> _Brief_
Leave out the pictures and reproduce all of the data exactly.

> _Extracted information_
━━━━━━

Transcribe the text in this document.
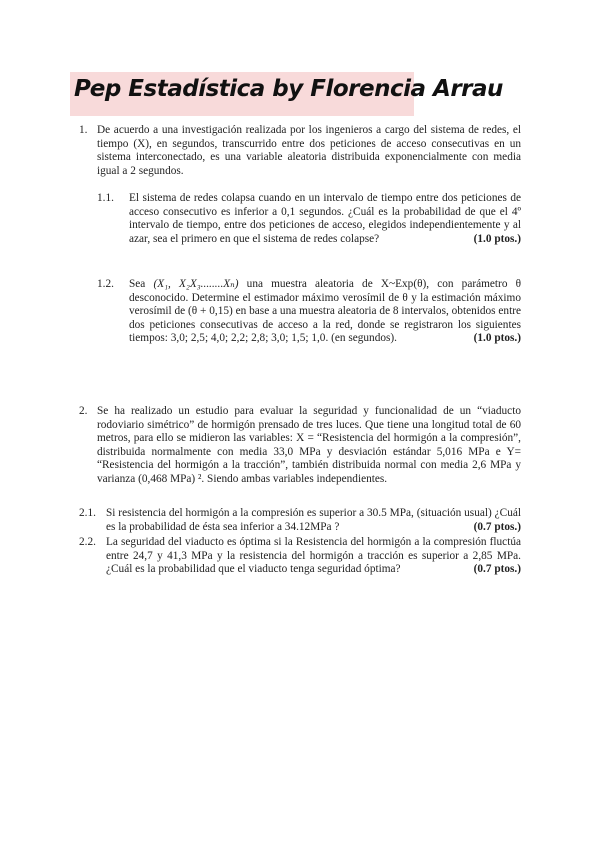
Pep Estadística by Florencia Arrau
1. De acuerdo a una investigación realizada por los ingenieros a cargo del sistema de redes, el tiempo (X), en segundos, transcurrido entre dos peticiones de acceso consecutivas en un sistema interconectado, es una variable aleatoria distribuida exponencialmente con media igual a 2 segundos.
1.1. El sistema de redes colapsa cuando en un intervalo de tiempo entre dos peticiones de acceso consecutivo es inferior a 0,1 segundos. ¿Cuál es la probabilidad de que el 4º intervalo de tiempo, entre dos peticiones de acceso, elegidos independientemente y al azar, sea el primero en que el sistema de redes colapse?	(1.0 ptos.)
1.2. Sea (X₁, X₂X₃........Xₙ) una muestra aleatoria de X~Exp(θ), con parámetro θ desconocido. Determine el estimador máximo verosímil de θ y la estimación máximo verosímil de (θ + 0,15) en base a una muestra aleatoria de 8 intervalos, obtenidos entre dos peticiones consecutivas de acceso a la red, donde se registraron los siguientes tiempos: 3,0; 2,5; 4,0; 2,2; 2,8; 3,0; 1,5; 1,0. (en segundos).	(1.0 ptos.)
2. Se ha realizado un estudio para evaluar la seguridad y funcionalidad de un “viaducto rodoviario simétrico” de hormigón prensado de tres luces. Que tiene una longitud total de 60 metros, para ello se midieron las variables: X = “Resistencia del hormigón a la compresión”, distribuida normalmente con media 33,0 MPa y desviación estándar 5,016 MPa e Y= “Resistencia del hormigón a la tracción”, también distribuida normal con media 2,6 MPa y varianza (0,468 MPa) ². Siendo ambas variables independientes.
2.1. Si resistencia del hormigón a la compresión es superior a 30.5 MPa, (situación usual) ¿Cuál es la probabilidad de ésta sea inferior a 34.12MPa ?	(0.7 ptos.)
2.2. La seguridad del viaducto es óptima si la Resistencia del hormigón a la compresión fluctúa entre 24,7 y 41,3 MPa y la resistencia del hormigón a tracción es superior a 2,85 MPa. ¿Cuál es la probabilidad que el viaducto tenga seguridad óptima?	(0.7 ptos.)
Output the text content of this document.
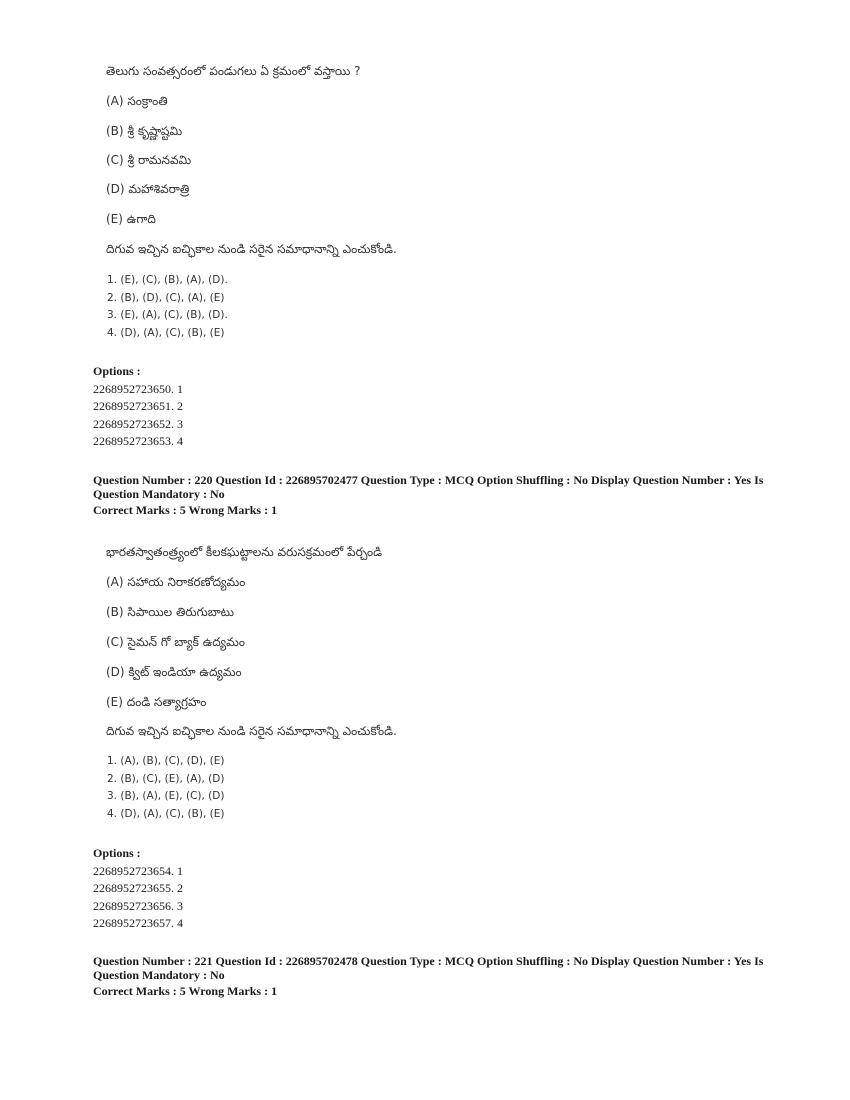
తెలుగు సంవత్సరంలో పండుగలు ఏ క్రమంలో వస్తాయి ?
(A) సంక్రాంతి
(B) శ్రీ కృష్ణాష్టమి
(C) శ్రీ రామనవమి
(D) మహాశివరాత్రి
(E) ఉగాది
దిగువ ఇచ్చిన ఐచ్ఛికాల నుండి సరైన సమాధానాన్ని ఎంచుకోండి.
1. (E), (C), (B), (A), (D).
2. (B), (D), (C), (A), (E)
3. (E), (A), (C), (B), (D).
4. (D), (A), (C), (B), (E)
Options :
2268952723650. 1
2268952723651. 2
2268952723652. 3
2268952723653. 4
Question Number : 220 Question Id : 226895702477 Question Type : MCQ Option Shuffling : No Display Question Number : Yes Is
Question Mandatory : No
Correct Marks : 5 Wrong Marks : 1
భారతస్వాతంత్ర్యంలో కీలకఘట్టాలను వరుసక్రమంలో పేర్చండి
(A) సహాయ నిరాకరణోద్యమం
(B) సిపాయిల తిరుగుబాటు
(C) సైమన్ గో బ్యాక్ ఉద్యమం
(D) క్విట్ ఇండియా ఉద్యమం
(E) దండి సత్యాగ్రహం
దిగువ ఇచ్చిన ఐచ్ఛికాల నుండి సరైన సమాధానాన్ని ఎంచుకోండి.
1. (A), (B), (C), (D), (E)
2. (B), (C), (E), (A), (D)
3. (B), (A), (E), (C), (D)
4. (D), (A), (C), (B), (E)
Options :
2268952723654. 1
2268952723655. 2
2268952723656. 3
2268952723657. 4
Question Number : 221 Question Id : 226895702478 Question Type : MCQ Option Shuffling : No Display Question Number : Yes Is
Question Mandatory : No
Correct Marks : 5 Wrong Marks : 1
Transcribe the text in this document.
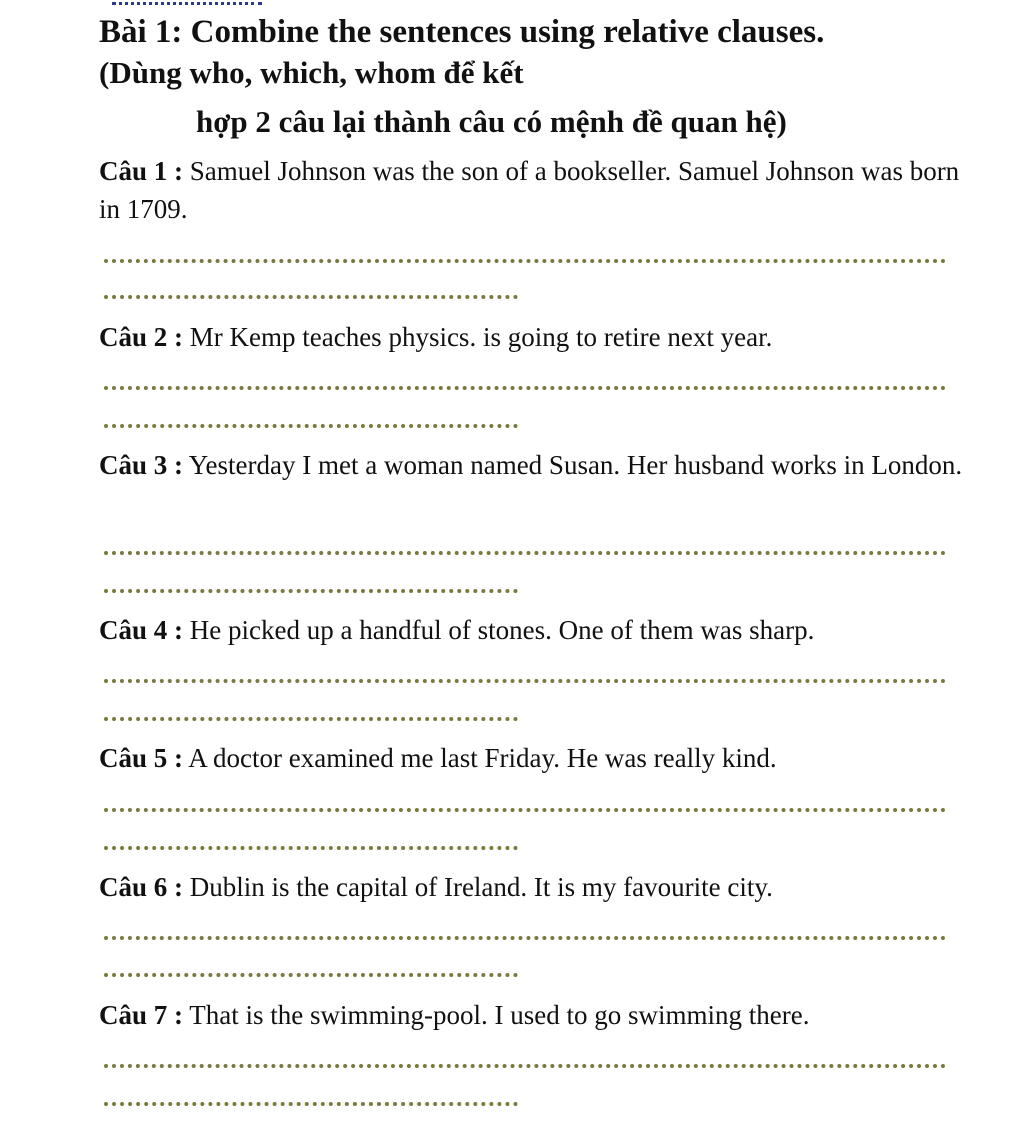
Bài 1: Combine the sentences using relative clauses.
(Dùng who, which, whom để kết
hợp 2 câu lại thành câu có mệnh đề quan hệ)
Câu 1 : Samuel Johnson was the son of a bookseller. Samuel Johnson was born in 1709.
Câu 2 : Mr Kemp teaches physics. is going to retire next year.
Câu 3 : Yesterday I met a woman named Susan. Her husband works in London.
Câu 4 : He picked up a handful of stones. One of them was sharp.
Câu 5 : A doctor examined me last Friday. He was really kind.
Câu 6 : Dublin is the capital of Ireland. It is my favourite city.
Câu 7 : That is the swimming-pool. I used to go swimming there.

━━━━━━

> _Exercise solution_
Transcribe the text in this document.
Pep Estadística by Florencia Arrau
1. De acuerdo a una investigación realizada por los ingenieros a cargo del sistema de redes, el tiempo (X), en segundos, transcurrido entre dos peticiones de acceso consecutivas en un sistema interconectado, es una variable aleatoria distribuida exponencialmente con media igual a 2 segundos.
1.1. El sistema de redes colapsa cuando en un intervalo de tiempo entre dos peticiones de acceso consecutivo es inferior a 0,1 segundos. ¿Cuál es la probabilidad de que el 4º intervalo de tiempo, entre dos peticiones de acceso, elegidos independientemente y al azar, sea el primero en que el sistema de redes colapse?	(1.0 ptos.)
1.2. Sea (X₁, X₂X₃........Xₙ) una muestra aleatoria de X~Exp(θ), con parámetro θ desconocido. Determine el estimador máximo verosímil de θ y la estimación máximo verosímil de (θ + 0,15) en base a una muestra aleatoria de 8 intervalos, obtenidos entre dos peticiones consecutivas de acceso a la red, donde se registraron los siguientes tiempos: 3,0; 2,5; 4,0; 2,2; 2,8; 3,0; 1,5; 1,0. (en segundos).	(1.0 ptos.)
2. Se ha realizado un estudio para evaluar la seguridad y funcionalidad de un “viaducto rodoviario simétrico” de hormigón prensado de tres luces. Que tiene una longitud total de 60 metros, para ello se midieron las variables: X = “Resistencia del hormigón a la compresión”, distribuida normalmente con media 33,0 MPa y desviación estándar 5,016 MPa e Y= “Resistencia del hormigón a la tracción”, también distribuida normal con media 2,6 MPa y varianza (0,468 MPa) ². Siendo ambas variables independientes.
2.1. Si resistencia del hormigón a la compresión es superior a 30.5 MPa, (situación usual) ¿Cuál es la probabilidad de ésta sea inferior a 34.12MPa ?	(0.7 ptos.)
2.2. La seguridad del viaducto es óptima si la Resistencia del hormigón a la compresión fluctúa entre 24,7 y 41,3 MPa y la resistencia del hormigón a tracción es superior a 2,85 MPa. ¿Cuál es la probabilidad que el viaducto tenga seguridad óptima?	(0.7 ptos.)
Output the text content of this document.
తెలుగు సంవత్సరంలో పండుగలు ఏ క్రమంలో వస్తాయి ?
(A) సంక్రాంతి
(B) శ్రీ కృష్ణాష్టమి
(C) శ్రీ రామనవమి
(D) మహాశివరాత్రి
(E) ఉగాది
దిగువ ఇచ్చిన ఐచ్ఛికాల నుండి సరైన సమాధానాన్ని ఎంచుకోండి.
1. (E), (C), (B), (A), (D).
2. (B), (D), (C), (A), (E)
3. (E), (A), (C), (B), (D).
4. (D), (A), (C), (B), (E)
Options :
2268952723650. 1
2268952723651. 2
2268952723652. 3
2268952723653. 4
Question Number : 220 Question Id : 226895702477 Question Type : MCQ Option Shuffling : No Display Question Number : Yes Is
Question Mandatory : No
Correct Marks : 5 Wrong Marks : 1
భారతస్వాతంత్ర్యంలో కీలకఘట్టాలను వరుసక్రమంలో పేర్చండి
(A) సహాయ నిరాకరణోద్యమం
(B) సిపాయిల తిరుగుబాటు
(C) సైమన్ గో బ్యాక్ ఉద్యమం
(D) క్విట్ ఇండియా ఉద్యమం
(E) దండి సత్యాగ్రహం
దిగువ ఇచ్చిన ఐచ్ఛికాల నుండి సరైన సమాధానాన్ని ఎంచుకోండి.
1. (A), (B), (C), (D), (E)
2. (B), (C), (E), (A), (D)
3. (B), (A), (E), (C), (D)
4. (D), (A), (C), (B), (E)
Options :
2268952723654. 1
2268952723655. 2
2268952723656. 3
2268952723657. 4
Question Number : 221 Question Id : 226895702478 Question Type : MCQ Option Shuffling : No Display Question Number : Yes Is
Question Mandatory : No
Correct Marks : 5 Wrong Marks : 1
Transcribe the text in this document.
Bài 1: Combine the sentences using relative clauses.
(Dùng who, which, whom để kết
hợp 2 câu lại thành câu có mệnh đề quan hệ)
Câu 1 : Samuel Johnson was the son of a bookseller. Samuel Johnson was born in 1709.
Câu 2 : Mr Kemp teaches physics. is going to retire next year.
Câu 3 : Yesterday I met a woman named Susan. Her husband works in London.
Câu 4 : He picked up a handful of stones. One of them was sharp.
Câu 5 : A doctor examined me last Friday. He was really kind.
Câu 6 : Dublin is the capital of Ireland. It is my favourite city.
Câu 7 : That is the swimming-pool. I used to go swimming there.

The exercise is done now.